Studio album by Big Daddy Weave
- Released: July 30, 2002
- Genre: Contemporary Christian music, Christian rock
- Length: 47:12
- Label: Fervent
- Producer: Jeromy Deibler

Big Daddy Weave chronology
| Neighborhoods (2001) | One and Only (2002) | Fields of Grace (2003) |

= One and Only (Big Daddy Weave album) =

One and Only is the second studio album by Christian rock band Big Daddy Weave. This was their first release with a major label in Fervent Records. It was released on July 30, 2002. This album charted at No. 22 on the Billboard's Independent Albums chart on August 17, 2002.

* [Source information]:
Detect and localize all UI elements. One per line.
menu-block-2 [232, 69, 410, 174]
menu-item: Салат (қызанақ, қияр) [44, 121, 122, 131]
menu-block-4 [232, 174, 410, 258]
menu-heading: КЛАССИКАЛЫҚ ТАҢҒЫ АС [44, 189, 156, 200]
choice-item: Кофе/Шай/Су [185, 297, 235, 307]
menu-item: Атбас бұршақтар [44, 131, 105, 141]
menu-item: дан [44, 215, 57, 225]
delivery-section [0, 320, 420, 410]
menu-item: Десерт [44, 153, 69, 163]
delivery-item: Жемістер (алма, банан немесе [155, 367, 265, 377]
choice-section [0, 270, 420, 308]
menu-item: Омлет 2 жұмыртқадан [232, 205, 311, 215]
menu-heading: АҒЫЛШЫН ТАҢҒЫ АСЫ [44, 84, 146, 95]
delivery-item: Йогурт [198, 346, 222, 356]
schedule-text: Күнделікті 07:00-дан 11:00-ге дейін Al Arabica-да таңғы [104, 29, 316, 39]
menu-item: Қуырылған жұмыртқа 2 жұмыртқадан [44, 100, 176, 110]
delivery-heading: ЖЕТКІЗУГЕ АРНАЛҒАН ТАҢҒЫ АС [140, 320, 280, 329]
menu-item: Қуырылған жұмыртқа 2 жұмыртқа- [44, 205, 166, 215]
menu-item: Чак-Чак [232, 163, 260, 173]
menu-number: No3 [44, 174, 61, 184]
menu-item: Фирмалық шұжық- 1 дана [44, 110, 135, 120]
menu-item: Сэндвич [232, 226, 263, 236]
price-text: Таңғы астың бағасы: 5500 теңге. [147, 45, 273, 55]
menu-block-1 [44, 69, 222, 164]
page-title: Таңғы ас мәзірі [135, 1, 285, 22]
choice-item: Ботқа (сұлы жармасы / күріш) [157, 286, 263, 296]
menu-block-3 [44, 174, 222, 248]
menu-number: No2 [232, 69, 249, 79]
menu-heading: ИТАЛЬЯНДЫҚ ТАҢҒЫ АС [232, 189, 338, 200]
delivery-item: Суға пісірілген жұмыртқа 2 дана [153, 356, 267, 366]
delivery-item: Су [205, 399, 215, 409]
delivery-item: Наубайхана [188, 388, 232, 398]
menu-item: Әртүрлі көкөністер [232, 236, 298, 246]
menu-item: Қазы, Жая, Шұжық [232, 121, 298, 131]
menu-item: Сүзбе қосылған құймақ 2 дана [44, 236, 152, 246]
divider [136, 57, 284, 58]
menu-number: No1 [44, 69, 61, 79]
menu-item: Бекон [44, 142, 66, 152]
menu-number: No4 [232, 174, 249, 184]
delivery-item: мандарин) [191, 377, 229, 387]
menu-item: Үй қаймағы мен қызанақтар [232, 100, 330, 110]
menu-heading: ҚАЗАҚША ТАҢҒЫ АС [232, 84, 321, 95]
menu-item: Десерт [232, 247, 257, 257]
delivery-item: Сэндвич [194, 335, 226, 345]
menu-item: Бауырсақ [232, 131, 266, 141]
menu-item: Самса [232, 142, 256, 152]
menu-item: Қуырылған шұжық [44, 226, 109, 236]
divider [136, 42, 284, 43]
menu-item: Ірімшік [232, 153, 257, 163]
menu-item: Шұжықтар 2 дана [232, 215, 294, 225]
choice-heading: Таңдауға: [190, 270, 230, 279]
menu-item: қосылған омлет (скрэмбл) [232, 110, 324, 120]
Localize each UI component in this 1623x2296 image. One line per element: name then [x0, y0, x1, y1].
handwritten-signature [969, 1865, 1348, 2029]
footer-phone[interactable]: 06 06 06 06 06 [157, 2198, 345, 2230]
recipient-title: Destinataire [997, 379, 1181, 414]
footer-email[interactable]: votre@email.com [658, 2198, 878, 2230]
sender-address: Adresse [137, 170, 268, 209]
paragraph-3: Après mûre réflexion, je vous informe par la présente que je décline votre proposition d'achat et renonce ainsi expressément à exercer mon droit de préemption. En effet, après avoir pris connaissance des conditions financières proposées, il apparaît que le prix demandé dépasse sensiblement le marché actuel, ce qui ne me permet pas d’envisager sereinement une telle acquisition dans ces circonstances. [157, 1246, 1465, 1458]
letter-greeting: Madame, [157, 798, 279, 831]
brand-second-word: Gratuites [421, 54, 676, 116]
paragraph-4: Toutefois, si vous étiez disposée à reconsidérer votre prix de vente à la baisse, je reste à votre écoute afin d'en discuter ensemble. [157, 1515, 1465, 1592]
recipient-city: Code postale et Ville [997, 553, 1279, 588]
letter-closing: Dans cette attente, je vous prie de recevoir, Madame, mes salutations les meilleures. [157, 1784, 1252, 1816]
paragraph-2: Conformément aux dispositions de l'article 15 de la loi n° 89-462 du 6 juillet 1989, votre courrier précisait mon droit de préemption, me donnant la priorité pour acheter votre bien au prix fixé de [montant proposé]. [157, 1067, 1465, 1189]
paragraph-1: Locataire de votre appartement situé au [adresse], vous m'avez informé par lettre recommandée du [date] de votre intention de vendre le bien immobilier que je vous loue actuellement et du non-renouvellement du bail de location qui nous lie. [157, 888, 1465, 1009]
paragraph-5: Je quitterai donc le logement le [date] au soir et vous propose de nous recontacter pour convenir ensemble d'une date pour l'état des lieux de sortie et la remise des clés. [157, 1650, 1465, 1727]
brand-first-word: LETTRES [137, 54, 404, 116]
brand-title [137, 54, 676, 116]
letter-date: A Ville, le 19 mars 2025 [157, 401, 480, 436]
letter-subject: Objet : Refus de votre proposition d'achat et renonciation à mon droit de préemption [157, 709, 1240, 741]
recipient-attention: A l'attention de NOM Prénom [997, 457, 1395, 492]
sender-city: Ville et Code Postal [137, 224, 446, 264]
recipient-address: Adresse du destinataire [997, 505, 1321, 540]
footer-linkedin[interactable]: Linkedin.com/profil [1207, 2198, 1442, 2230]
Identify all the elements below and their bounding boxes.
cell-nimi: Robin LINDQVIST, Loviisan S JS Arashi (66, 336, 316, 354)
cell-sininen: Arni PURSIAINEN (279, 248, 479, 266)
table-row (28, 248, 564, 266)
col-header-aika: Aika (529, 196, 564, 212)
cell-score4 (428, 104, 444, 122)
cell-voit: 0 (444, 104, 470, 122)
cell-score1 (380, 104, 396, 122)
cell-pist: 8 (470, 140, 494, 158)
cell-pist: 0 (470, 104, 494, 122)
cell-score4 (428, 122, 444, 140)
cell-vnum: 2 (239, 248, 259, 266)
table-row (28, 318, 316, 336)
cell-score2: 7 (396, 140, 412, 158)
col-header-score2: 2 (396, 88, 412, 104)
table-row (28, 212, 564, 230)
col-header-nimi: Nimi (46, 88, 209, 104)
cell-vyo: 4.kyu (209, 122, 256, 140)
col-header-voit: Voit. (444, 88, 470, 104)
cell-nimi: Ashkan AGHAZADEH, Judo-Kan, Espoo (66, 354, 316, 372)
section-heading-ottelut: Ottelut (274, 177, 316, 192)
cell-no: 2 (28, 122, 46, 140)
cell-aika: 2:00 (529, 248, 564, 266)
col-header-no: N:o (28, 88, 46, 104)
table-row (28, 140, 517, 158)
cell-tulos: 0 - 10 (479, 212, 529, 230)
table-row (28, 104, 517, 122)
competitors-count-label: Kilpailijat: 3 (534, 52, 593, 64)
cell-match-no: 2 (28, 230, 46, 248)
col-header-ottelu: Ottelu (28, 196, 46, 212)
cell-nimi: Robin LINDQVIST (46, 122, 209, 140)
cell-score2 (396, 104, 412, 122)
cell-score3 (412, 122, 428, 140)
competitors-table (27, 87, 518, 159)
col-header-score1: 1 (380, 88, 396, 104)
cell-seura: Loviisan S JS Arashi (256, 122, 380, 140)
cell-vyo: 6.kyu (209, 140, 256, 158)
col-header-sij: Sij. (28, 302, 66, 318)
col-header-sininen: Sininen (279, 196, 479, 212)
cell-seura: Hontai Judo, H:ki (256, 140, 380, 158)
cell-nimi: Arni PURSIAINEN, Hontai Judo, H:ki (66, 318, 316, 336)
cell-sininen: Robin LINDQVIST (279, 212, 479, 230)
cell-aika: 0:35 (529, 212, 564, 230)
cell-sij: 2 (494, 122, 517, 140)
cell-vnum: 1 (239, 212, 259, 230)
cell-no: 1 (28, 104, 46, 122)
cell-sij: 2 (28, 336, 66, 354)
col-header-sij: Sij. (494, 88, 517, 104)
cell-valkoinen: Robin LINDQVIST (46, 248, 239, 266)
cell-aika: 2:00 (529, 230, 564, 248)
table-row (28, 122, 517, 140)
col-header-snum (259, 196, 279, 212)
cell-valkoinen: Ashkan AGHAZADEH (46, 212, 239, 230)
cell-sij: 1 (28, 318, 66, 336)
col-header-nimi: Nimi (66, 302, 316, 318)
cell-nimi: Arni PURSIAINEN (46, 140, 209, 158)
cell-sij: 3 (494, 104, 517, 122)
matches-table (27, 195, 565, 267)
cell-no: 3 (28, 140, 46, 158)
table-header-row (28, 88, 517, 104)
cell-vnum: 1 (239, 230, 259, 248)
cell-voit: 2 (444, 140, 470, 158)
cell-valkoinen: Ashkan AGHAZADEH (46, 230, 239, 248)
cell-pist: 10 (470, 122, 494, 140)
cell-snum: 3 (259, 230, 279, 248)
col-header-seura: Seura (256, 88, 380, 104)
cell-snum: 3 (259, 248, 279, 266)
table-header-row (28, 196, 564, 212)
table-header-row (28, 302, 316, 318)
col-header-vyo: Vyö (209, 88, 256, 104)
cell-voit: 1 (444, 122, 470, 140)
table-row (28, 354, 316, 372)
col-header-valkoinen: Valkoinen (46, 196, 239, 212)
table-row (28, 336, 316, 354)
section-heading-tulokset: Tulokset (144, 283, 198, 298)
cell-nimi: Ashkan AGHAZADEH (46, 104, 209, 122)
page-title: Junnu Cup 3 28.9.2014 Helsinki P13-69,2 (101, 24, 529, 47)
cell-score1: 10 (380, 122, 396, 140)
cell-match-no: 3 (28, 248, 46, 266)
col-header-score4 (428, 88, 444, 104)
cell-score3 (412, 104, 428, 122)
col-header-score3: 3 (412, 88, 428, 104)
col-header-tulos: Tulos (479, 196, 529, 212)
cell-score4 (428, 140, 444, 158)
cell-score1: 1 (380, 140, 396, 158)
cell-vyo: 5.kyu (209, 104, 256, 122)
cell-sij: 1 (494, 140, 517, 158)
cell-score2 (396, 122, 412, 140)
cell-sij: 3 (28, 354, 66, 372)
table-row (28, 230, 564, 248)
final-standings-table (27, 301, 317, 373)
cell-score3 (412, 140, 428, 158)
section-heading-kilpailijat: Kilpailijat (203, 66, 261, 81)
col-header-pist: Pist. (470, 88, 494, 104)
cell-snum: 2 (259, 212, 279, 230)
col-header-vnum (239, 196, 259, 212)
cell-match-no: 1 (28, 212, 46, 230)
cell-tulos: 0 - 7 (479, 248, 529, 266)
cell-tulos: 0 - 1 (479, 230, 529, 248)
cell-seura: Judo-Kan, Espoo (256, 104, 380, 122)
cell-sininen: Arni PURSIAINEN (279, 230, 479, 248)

* [Problem]: Decide whether each statement below agrees with the text on One and Only above, answering yes or no and quoting the deciding words of the text: 1. One and Only was the band's debut studio album. 2. One and Only was the band's first release with a major label. 3. One and Only reached No. 22 on Billboard's Independent Albums chart.

* [Output of the exercise]:
1. No: "One and Only is the second studio album by Christian rock band Big Daddy Weave."
2. Yes: "This was their first release with a major label in Fervent Records."
3. Yes: "This album charted at No. 22 on the Billboard's Independent Albums chart"